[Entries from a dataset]
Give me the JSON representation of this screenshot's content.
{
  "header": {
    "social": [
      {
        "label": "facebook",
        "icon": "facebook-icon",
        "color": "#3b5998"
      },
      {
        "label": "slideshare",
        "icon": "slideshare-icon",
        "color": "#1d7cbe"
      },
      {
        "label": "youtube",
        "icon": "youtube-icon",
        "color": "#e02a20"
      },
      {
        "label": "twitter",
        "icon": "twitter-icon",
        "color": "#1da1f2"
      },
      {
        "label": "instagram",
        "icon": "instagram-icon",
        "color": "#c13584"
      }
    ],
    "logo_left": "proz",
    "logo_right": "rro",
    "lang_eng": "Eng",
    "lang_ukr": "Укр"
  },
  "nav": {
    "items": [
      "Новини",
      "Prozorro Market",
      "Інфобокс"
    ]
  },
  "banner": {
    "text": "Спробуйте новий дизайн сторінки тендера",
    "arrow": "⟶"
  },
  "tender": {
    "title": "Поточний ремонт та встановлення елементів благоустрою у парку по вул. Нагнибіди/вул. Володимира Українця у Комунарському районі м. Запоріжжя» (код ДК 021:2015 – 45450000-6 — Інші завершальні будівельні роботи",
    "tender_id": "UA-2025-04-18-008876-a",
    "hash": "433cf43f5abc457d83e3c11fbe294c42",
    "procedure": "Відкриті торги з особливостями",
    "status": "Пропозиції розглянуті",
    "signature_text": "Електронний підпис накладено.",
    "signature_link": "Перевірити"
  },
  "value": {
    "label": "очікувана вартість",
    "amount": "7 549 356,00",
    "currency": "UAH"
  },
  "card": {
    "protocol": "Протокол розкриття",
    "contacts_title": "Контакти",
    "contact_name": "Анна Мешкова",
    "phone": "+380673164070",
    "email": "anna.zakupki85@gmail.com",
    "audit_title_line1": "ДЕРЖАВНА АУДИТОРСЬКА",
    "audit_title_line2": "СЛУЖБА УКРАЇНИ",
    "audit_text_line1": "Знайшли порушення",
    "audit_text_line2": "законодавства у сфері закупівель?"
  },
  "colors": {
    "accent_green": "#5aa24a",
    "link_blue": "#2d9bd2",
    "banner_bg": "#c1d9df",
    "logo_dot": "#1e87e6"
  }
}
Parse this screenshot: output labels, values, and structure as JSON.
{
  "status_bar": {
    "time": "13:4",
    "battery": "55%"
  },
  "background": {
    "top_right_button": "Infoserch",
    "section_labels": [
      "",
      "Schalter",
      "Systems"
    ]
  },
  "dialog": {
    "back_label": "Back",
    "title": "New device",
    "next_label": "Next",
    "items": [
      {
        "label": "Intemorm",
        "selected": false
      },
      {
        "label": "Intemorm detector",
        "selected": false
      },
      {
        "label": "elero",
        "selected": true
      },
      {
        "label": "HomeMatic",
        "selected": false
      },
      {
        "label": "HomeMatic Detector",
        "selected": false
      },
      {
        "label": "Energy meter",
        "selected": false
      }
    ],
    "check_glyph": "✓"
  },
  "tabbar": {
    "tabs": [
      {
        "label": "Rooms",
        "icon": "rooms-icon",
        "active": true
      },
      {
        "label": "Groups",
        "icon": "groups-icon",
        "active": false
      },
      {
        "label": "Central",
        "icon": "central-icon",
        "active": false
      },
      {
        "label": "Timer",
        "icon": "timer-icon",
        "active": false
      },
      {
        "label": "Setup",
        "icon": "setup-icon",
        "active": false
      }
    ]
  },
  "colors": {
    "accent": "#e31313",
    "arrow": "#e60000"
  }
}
---
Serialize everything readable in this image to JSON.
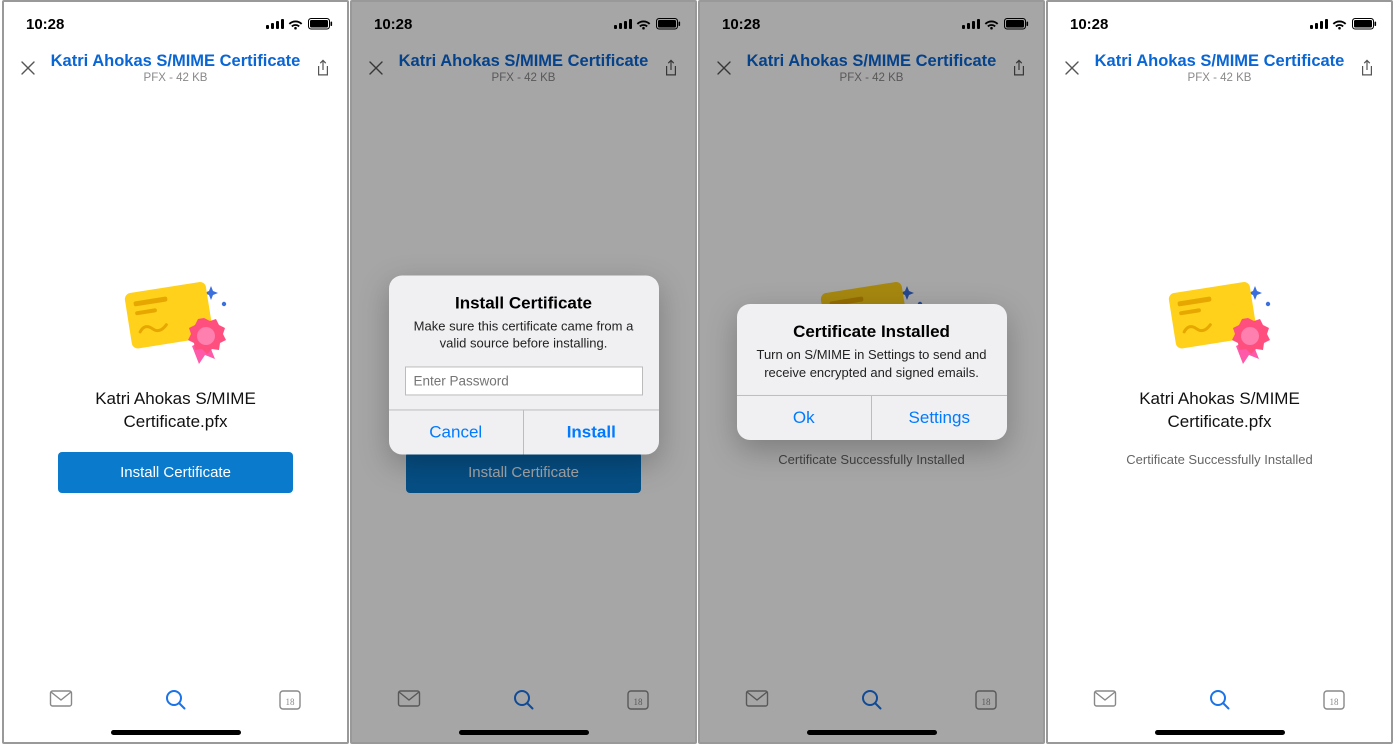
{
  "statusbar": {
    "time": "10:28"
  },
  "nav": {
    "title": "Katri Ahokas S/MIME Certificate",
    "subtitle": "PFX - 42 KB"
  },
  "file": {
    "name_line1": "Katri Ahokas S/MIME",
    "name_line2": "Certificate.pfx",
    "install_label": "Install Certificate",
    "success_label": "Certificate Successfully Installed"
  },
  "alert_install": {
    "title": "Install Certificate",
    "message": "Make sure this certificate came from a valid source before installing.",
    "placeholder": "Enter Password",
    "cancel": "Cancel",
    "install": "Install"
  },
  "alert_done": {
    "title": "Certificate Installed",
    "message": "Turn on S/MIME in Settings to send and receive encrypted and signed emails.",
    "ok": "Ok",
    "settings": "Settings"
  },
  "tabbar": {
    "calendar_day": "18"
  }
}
---
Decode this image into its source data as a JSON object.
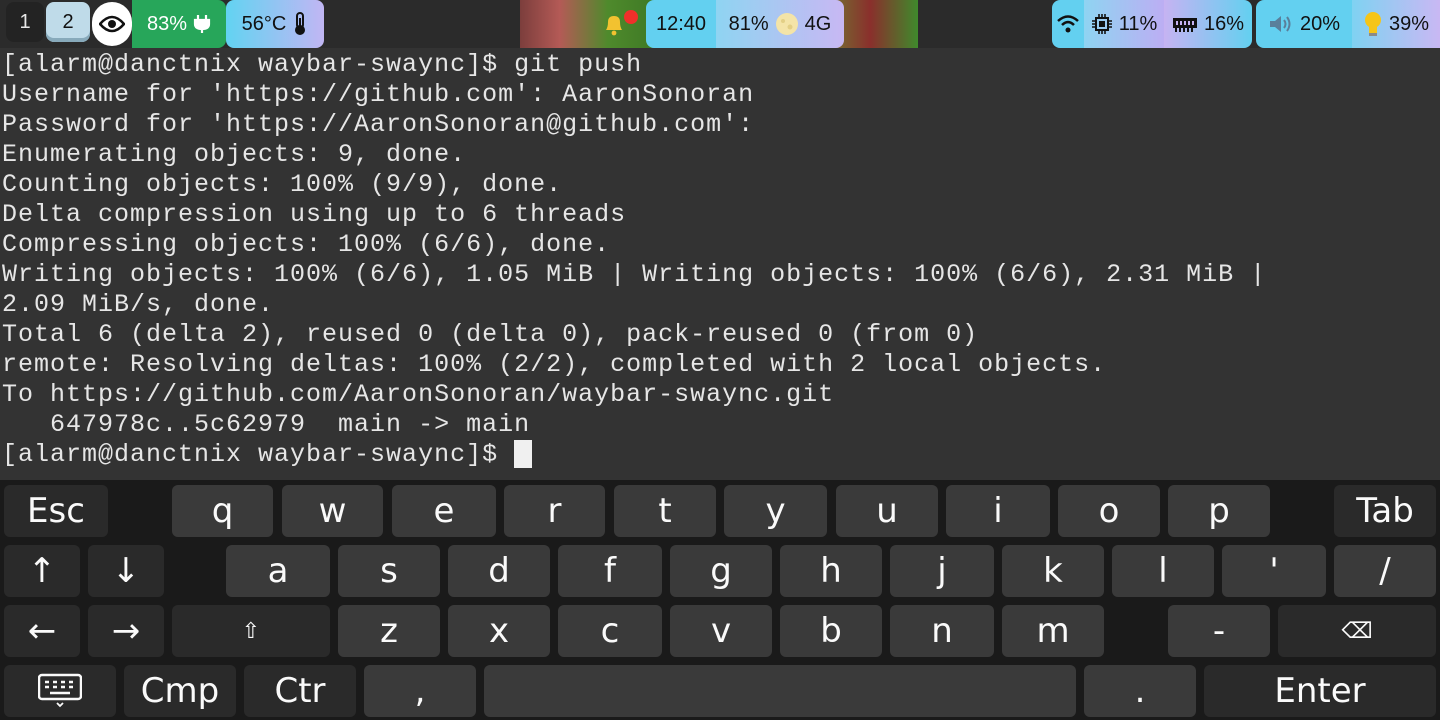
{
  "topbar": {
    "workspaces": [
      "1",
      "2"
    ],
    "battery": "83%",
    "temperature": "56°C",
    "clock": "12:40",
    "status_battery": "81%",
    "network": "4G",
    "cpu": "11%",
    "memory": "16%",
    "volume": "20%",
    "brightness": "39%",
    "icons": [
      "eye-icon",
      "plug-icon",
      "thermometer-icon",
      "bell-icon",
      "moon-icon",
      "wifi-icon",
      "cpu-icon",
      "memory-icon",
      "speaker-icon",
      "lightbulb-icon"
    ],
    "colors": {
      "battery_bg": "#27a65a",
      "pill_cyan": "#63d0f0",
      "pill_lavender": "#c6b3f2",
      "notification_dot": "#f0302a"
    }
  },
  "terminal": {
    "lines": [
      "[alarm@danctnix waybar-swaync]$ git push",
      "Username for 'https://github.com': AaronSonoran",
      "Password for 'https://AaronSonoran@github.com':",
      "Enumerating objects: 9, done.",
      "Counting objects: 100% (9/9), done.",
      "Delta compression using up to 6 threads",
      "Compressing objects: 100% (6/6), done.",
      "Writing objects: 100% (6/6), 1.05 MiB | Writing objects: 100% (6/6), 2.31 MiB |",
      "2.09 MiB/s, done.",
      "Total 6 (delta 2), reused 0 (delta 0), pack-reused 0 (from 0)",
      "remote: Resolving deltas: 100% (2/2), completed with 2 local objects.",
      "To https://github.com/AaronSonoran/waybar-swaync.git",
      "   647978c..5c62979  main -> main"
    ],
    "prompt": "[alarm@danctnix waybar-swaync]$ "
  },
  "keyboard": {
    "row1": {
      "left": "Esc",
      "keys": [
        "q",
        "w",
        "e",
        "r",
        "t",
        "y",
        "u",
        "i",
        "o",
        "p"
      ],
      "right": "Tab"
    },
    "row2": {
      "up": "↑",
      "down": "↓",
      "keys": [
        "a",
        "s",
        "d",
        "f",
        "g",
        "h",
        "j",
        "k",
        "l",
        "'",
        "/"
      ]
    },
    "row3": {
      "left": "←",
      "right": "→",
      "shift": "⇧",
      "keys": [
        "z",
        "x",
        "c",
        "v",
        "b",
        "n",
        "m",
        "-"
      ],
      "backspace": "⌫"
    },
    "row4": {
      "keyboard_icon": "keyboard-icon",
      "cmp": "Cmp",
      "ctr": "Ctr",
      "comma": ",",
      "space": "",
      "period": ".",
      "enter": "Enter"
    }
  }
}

### STATED PROBLEM
Lines in the records that hold the word "Password" are to be counted; give only the total.

### COMPLETED TASK
2